▶ _Supplied material_

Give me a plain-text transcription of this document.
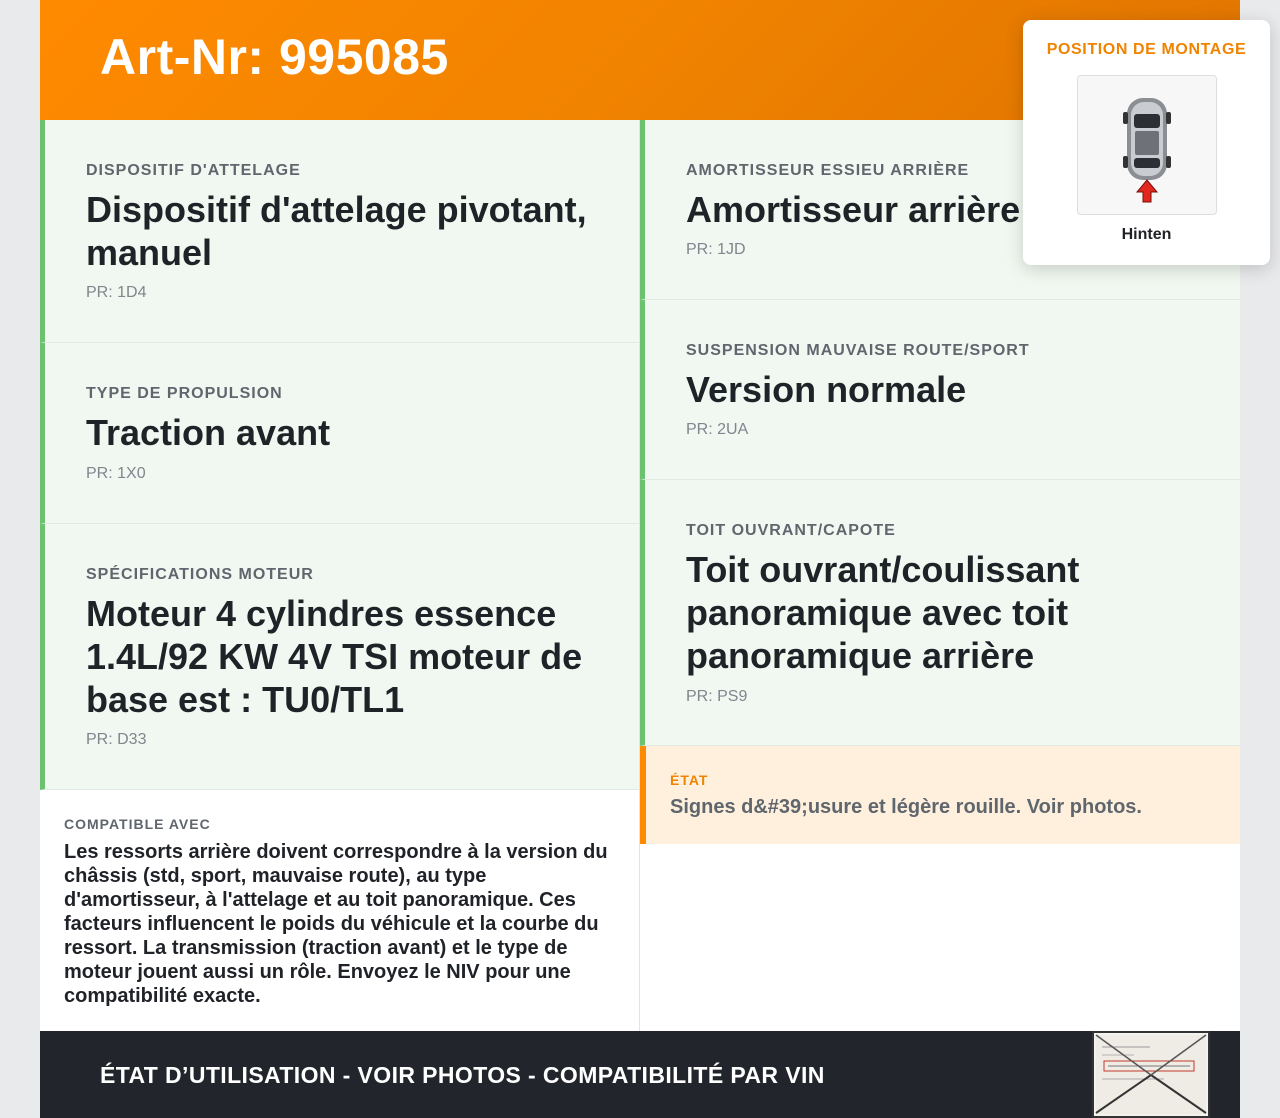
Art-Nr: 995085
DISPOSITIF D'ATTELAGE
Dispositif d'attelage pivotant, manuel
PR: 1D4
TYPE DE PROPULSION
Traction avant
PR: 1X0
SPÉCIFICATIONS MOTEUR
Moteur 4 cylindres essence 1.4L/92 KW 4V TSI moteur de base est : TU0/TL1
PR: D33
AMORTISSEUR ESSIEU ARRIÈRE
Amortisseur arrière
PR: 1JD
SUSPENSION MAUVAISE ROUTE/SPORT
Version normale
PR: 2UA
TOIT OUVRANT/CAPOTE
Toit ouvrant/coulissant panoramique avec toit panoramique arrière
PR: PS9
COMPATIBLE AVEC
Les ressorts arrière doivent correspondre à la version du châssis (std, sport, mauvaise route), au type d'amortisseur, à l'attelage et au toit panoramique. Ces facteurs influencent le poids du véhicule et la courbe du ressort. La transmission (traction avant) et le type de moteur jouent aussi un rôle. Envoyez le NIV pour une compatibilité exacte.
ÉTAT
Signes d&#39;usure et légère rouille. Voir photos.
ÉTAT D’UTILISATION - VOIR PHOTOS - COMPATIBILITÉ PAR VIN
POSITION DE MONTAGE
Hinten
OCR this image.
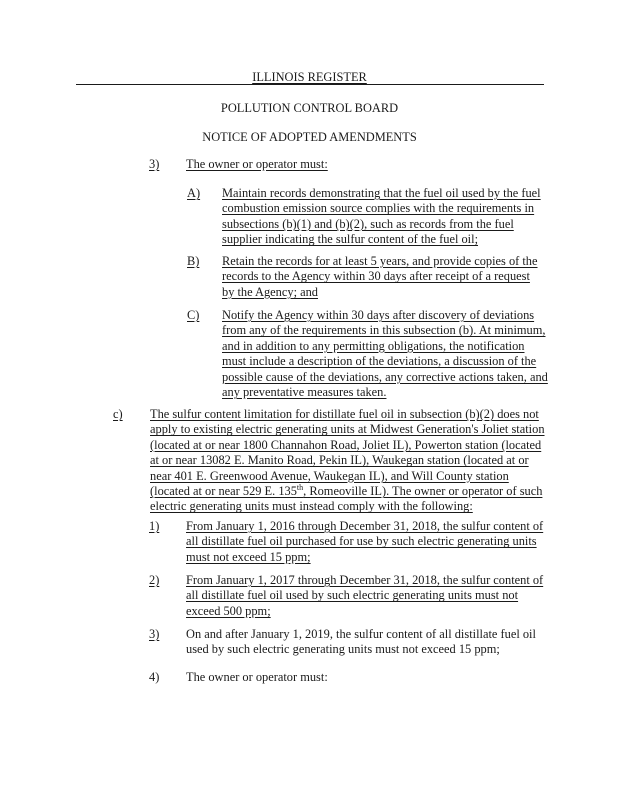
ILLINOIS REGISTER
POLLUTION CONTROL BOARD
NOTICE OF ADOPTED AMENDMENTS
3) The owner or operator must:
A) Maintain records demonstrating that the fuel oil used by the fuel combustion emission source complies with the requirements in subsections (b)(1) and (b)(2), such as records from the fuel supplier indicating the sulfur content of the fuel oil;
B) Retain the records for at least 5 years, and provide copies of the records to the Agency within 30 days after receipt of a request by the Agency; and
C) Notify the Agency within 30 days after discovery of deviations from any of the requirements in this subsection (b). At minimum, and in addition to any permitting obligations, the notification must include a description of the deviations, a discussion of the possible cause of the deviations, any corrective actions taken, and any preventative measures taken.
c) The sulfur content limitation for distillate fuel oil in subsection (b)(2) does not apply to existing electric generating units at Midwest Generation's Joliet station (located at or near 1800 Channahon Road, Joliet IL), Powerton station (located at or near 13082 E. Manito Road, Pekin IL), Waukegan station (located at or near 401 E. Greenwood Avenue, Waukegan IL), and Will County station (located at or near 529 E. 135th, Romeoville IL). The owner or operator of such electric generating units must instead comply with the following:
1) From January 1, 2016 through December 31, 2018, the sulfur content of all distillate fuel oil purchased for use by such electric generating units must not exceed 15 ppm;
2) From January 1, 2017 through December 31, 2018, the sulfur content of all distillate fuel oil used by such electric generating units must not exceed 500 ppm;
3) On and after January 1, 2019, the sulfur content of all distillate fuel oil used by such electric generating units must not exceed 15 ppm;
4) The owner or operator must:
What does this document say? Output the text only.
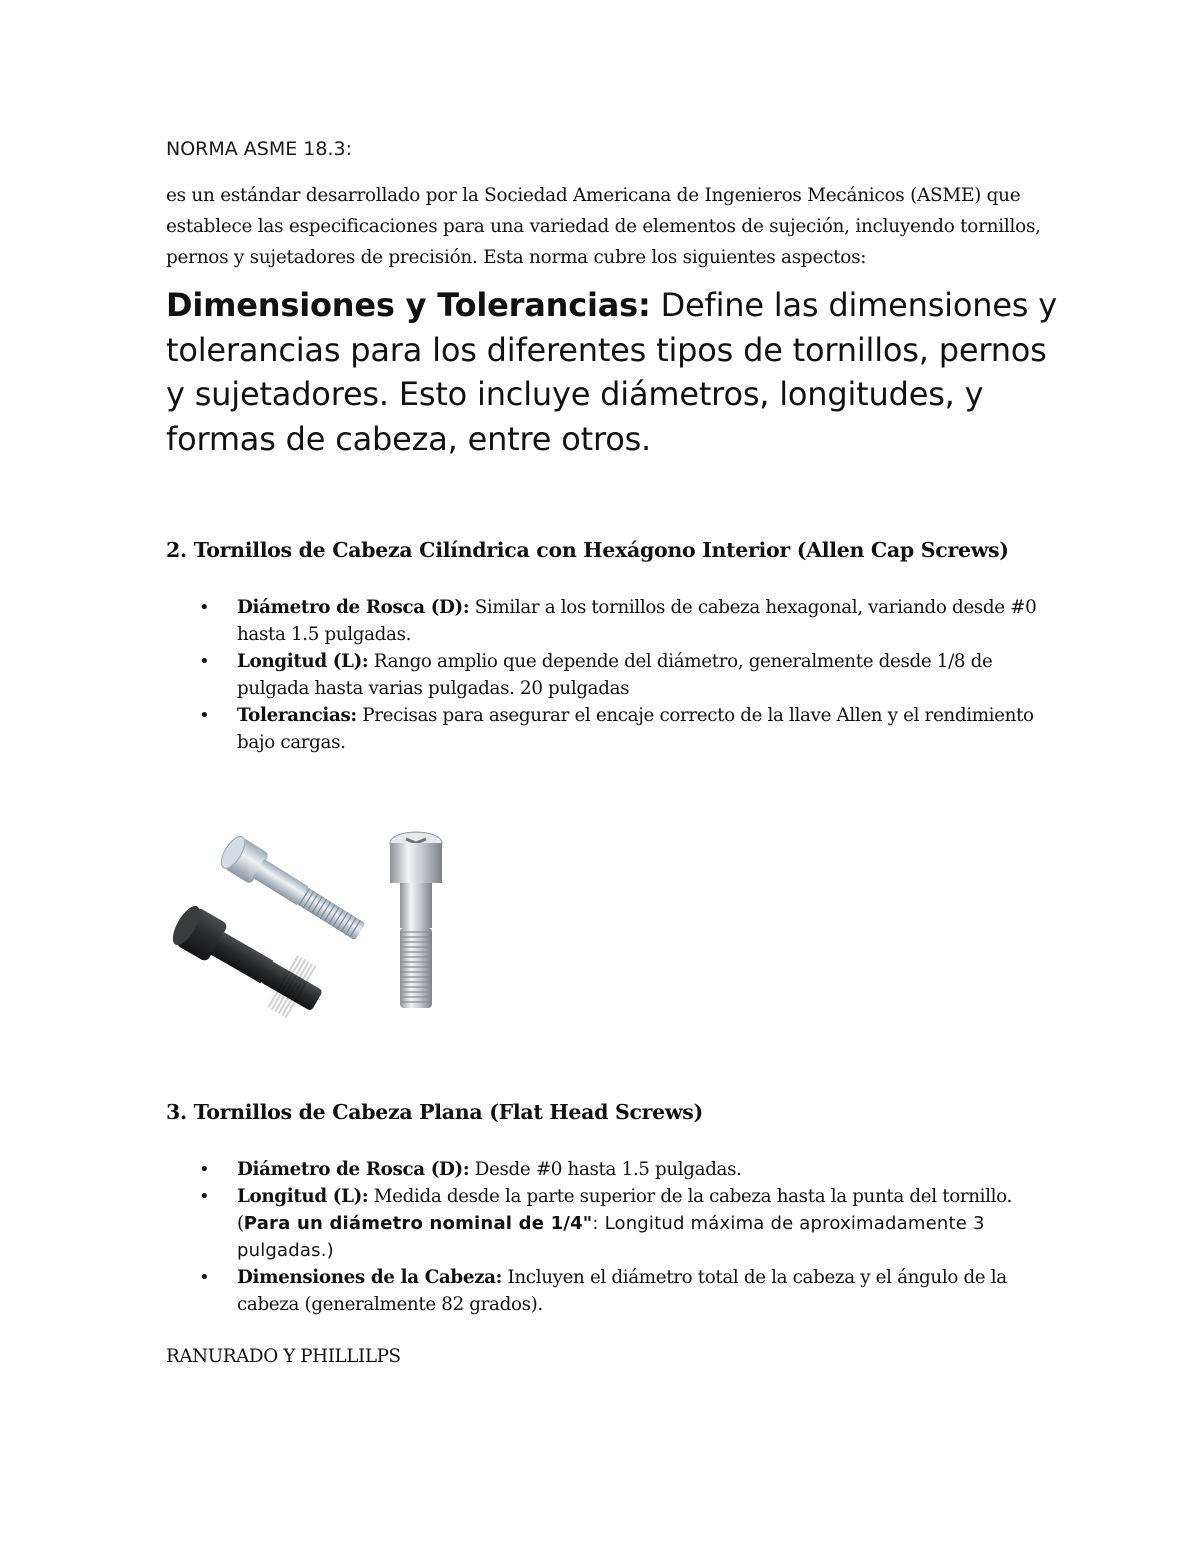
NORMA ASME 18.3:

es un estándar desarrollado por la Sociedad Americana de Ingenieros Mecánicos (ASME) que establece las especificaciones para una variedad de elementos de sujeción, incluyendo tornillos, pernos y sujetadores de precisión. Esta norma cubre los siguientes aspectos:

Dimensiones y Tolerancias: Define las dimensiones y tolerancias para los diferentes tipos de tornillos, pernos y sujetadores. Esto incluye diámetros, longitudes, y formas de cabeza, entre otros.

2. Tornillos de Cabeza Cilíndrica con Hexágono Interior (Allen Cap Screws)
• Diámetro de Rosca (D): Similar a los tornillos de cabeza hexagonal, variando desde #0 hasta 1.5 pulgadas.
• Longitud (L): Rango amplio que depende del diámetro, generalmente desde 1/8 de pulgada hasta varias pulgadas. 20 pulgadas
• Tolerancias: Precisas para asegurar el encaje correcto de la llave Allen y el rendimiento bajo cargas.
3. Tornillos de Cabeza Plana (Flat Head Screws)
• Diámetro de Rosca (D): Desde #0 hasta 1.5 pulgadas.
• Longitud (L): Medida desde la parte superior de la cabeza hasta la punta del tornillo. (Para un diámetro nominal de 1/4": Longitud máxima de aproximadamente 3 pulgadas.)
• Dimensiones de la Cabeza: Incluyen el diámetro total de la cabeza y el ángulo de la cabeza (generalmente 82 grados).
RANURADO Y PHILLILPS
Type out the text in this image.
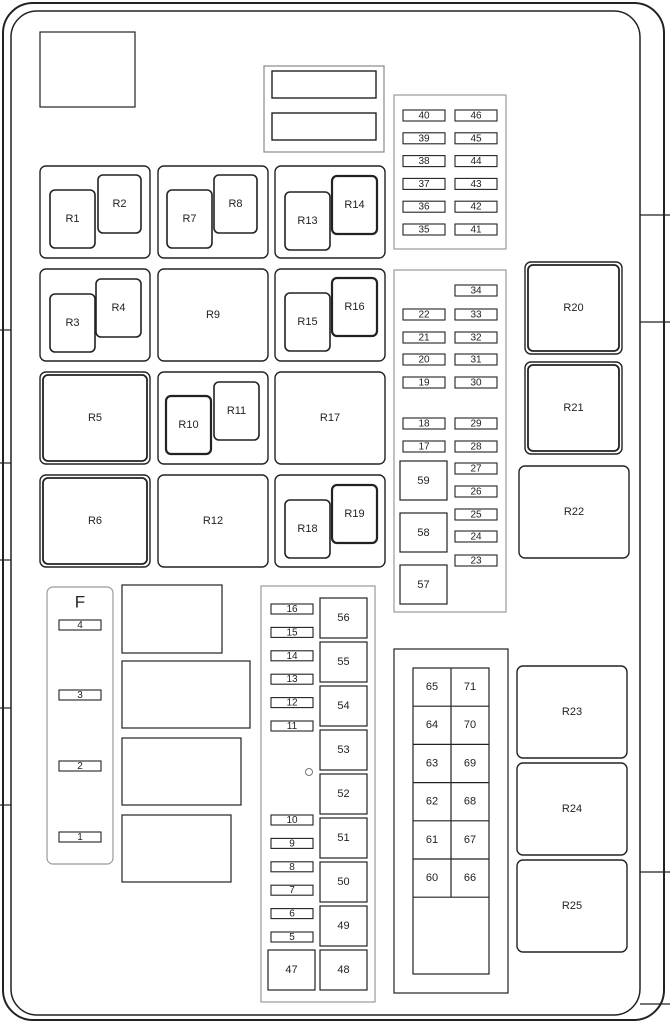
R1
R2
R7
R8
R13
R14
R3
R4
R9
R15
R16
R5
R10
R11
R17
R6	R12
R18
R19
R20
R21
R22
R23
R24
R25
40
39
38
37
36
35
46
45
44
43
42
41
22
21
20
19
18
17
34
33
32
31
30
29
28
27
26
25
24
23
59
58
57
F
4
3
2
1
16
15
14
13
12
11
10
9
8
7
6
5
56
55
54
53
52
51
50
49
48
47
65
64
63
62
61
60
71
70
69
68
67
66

▶ _Goal_
Search the entries for the word "pernos" and pick out every line that holds it.

▶ _Exercise solution_
es un estándar desarrollado por la Sociedad Americana de Ingenieros Mecánicos (ASME) que establece las especificaciones para una variedad de elementos de sujeción, incluyendo tornillos, pernos y sujetadores de precisión. Esta norma cubre los siguientes aspectos:
Dimensiones y Tolerancias: Define las dimensiones y tolerancias para los diferentes tipos de tornillos, pernos y sujetadores. Esto incluye diámetros, longitudes, y formas de cabeza, entre otros.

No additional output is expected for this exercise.